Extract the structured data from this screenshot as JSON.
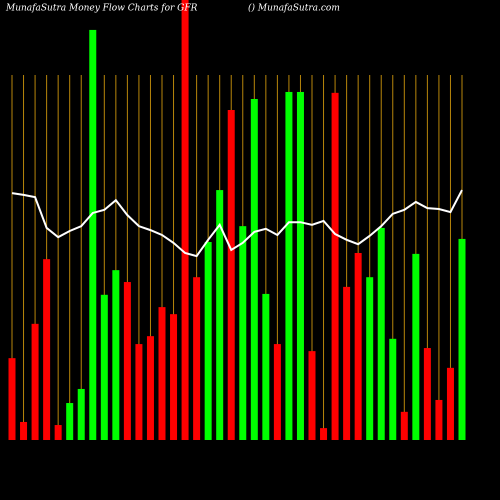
{
  "chart_data": {
    "type": "bar",
    "title": "MunafaSutra  Money Flow  Charts for GFR",
    "subtitle": "() MunafaSutra.com",
    "ylim": [
      0,
      100
    ],
    "values": [
      18.6,
      4.1,
      26.4,
      41.1,
      3.4,
      8.4,
      11.6,
      93.2,
      33,
      38.6,
      35.9,
      21.8,
      23.6,
      30.2,
      28.6,
      100,
      37,
      45,
      56.8,
      75,
      48.6,
      77.5,
      33.2,
      21.8,
      79.1,
      79.1,
      20.2,
      2.7,
      78.9,
      34.8,
      42.5,
      37,
      48.2,
      23,
      6.4,
      42.3,
      20.9,
      9.1,
      16.4,
      45.7
    ],
    "colors": [
      "#ff0000",
      "#ff0000",
      "#ff0000",
      "#ff0000",
      "#ff0000",
      "#00ff00",
      "#00ff00",
      "#00ff00",
      "#00ff00",
      "#00ff00",
      "#ff0000",
      "#ff0000",
      "#ff0000",
      "#ff0000",
      "#ff0000",
      "#ff0000",
      "#ff0000",
      "#00ff00",
      "#00ff00",
      "#ff0000",
      "#00ff00",
      "#00ff00",
      "#00ff00",
      "#ff0000",
      "#00ff00",
      "#00ff00",
      "#ff0000",
      "#ff0000",
      "#ff0000",
      "#ff0000",
      "#ff0000",
      "#00ff00",
      "#00ff00",
      "#00ff00",
      "#ff0000",
      "#00ff00",
      "#ff0000",
      "#ff0000",
      "#ff0000",
      "#00ff00"
    ],
    "line_values": [
      56.1,
      55.7,
      55.2,
      48.2,
      46.1,
      47.5,
      48.6,
      51.6,
      52.3,
      54.5,
      51.1,
      48.6,
      47.7,
      46.6,
      44.8,
      42.5,
      41.8,
      45.5,
      48.9,
      43.2,
      44.8,
      47.3,
      48,
      46.6,
      49.5,
      49.5,
      48.9,
      49.8,
      46.8,
      45.5,
      44.5,
      46.4,
      48.6,
      51.4,
      52.3,
      54.1,
      52.7,
      52.5,
      51.8,
      56.8
    ],
    "line_color": "#ffffff",
    "guide_color": "#b8860b"
  }
}
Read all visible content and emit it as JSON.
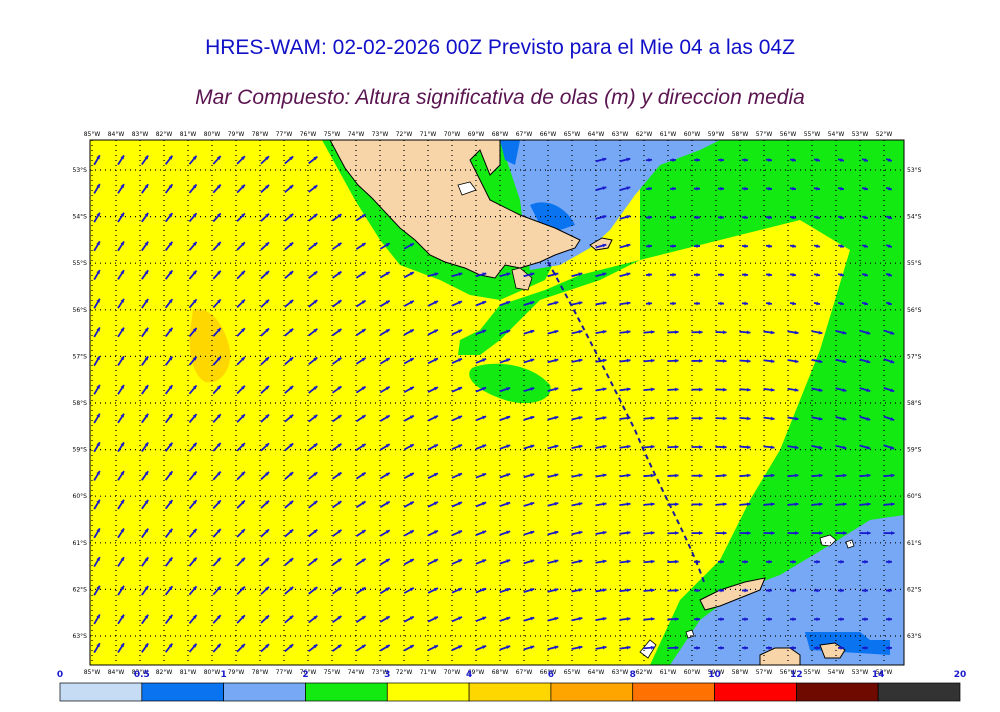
{
  "header": {
    "title": "HRES-WAM: 02-02-2026 00Z Previsto para el Mie 04 a las 04Z",
    "subtitle": "Mar Compuesto: Altura significativa de olas (m) y direccion media"
  },
  "map": {
    "lon_labels": [
      "85°W",
      "84°W",
      "83°W",
      "82°W",
      "81°W",
      "80°W",
      "79°W",
      "78°W",
      "77°W",
      "76°W",
      "75°W",
      "74°W",
      "73°W",
      "72°W",
      "71°W",
      "70°W",
      "69°W",
      "68°W",
      "67°W",
      "66°W",
      "65°W",
      "64°W",
      "63°W",
      "62°W",
      "61°W",
      "60°W",
      "59°W",
      "58°W",
      "57°W",
      "56°W",
      "55°W",
      "54°W",
      "53°W",
      "52°W"
    ],
    "lat_labels": [
      "53°S",
      "54°S",
      "55°S",
      "56°S",
      "57°S",
      "58°S",
      "59°S",
      "60°S",
      "61°S",
      "62°S",
      "63°S"
    ],
    "colors": {
      "land": "#f8d5a8",
      "coast": "#000000",
      "grid": "#000000",
      "arrow": "#1a1acd",
      "route": "#1a1a9c"
    }
  },
  "legend": {
    "bins": [
      {
        "label": "0",
        "color": "#c6dcf5"
      },
      {
        "label": "0.5",
        "color": "#0a74f0"
      },
      {
        "label": "1",
        "color": "#76a8f6"
      },
      {
        "label": "2",
        "color": "#12ea12"
      },
      {
        "label": "3",
        "color": "#ffff00"
      },
      {
        "label": "4",
        "color": "#ffd700"
      },
      {
        "label": "6",
        "color": "#ffa500"
      },
      {
        "label": "8",
        "color": "#ff7100"
      },
      {
        "label": "10",
        "color": "#ff0000"
      },
      {
        "label": "12",
        "color": "#6e0a00"
      },
      {
        "label": "14",
        "color": "#333333"
      }
    ],
    "end_label": "20"
  }
}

EXERCISE DESCRIPTION:
Go through the material above and count the lines that contain "subtitle"; answer with the number alone.

RESULT:
2